Task input.
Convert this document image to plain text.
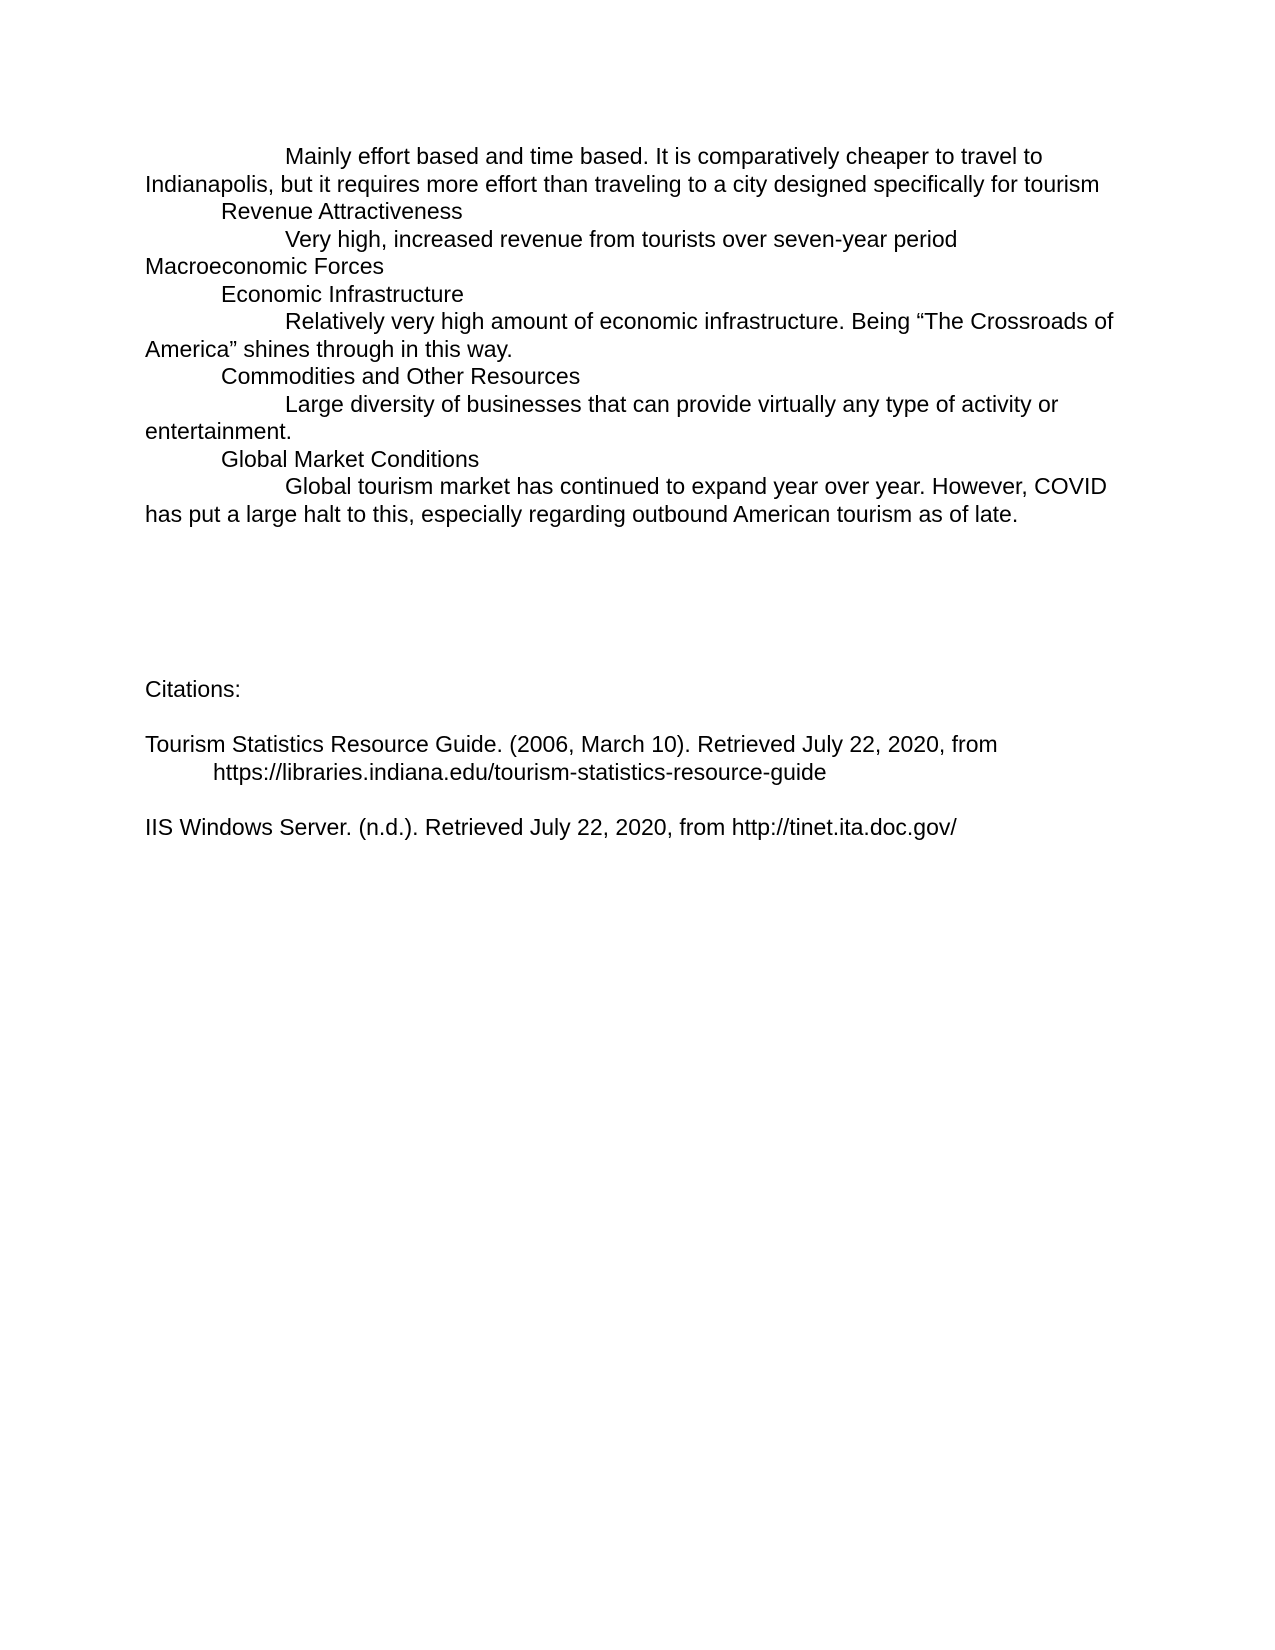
Mainly effort based and time based. It is comparatively cheaper to travel to Indianapolis, but it requires more effort than traveling to a city designed specifically for tourism

Revenue Attractiveness

Very high, increased revenue from tourists over seven-year period

Macroeconomic Forces

Economic Infrastructure

Relatively very high amount of economic infrastructure. Being “The Crossroads of America” shines through in this way.

Commodities and Other Resources

Large diversity of businesses that can provide virtually any type of activity or entertainment.

Global Market Conditions

Global tourism market has continued to expand year over year. However, COVID has put a large halt to this, especially regarding outbound American tourism as of late.

Citations:

Tourism Statistics Resource Guide. (2006, March 10). Retrieved July 22, 2020, from https://libraries.indiana.edu/tourism-statistics-resource-guide

IIS Windows Server. (n.d.). Retrieved July 22, 2020, from http://tinet.ita.doc.gov/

Set exercise. What is needed is an exact reproduction of the data, pictures excluded.

Solution to the problem.
Convert this document image to plain text.
Mainly effort based and time based. It is comparatively cheaper to travel to Indianapolis, but it requires more effort than traveling to a city designed specifically for tourism

Revenue Attractiveness

Very high, increased revenue from tourists over seven-year period

Macroeconomic Forces

Economic Infrastructure

Relatively very high amount of economic infrastructure. Being “The Crossroads of America” shines through in this way.

Commodities and Other Resources

Large diversity of businesses that can provide virtually any type of activity or entertainment.

Global Market Conditions

Global tourism market has continued to expand year over year. However, COVID has put a large halt to this, especially regarding outbound American tourism as of late.

Citations:

Tourism Statistics Resource Guide. (2006, March 10). Retrieved July 22, 2020, from https://libraries.indiana.edu/tourism-statistics-resource-guide

IIS Windows Server. (n.d.). Retrieved July 22, 2020, from http://tinet.ita.doc.gov/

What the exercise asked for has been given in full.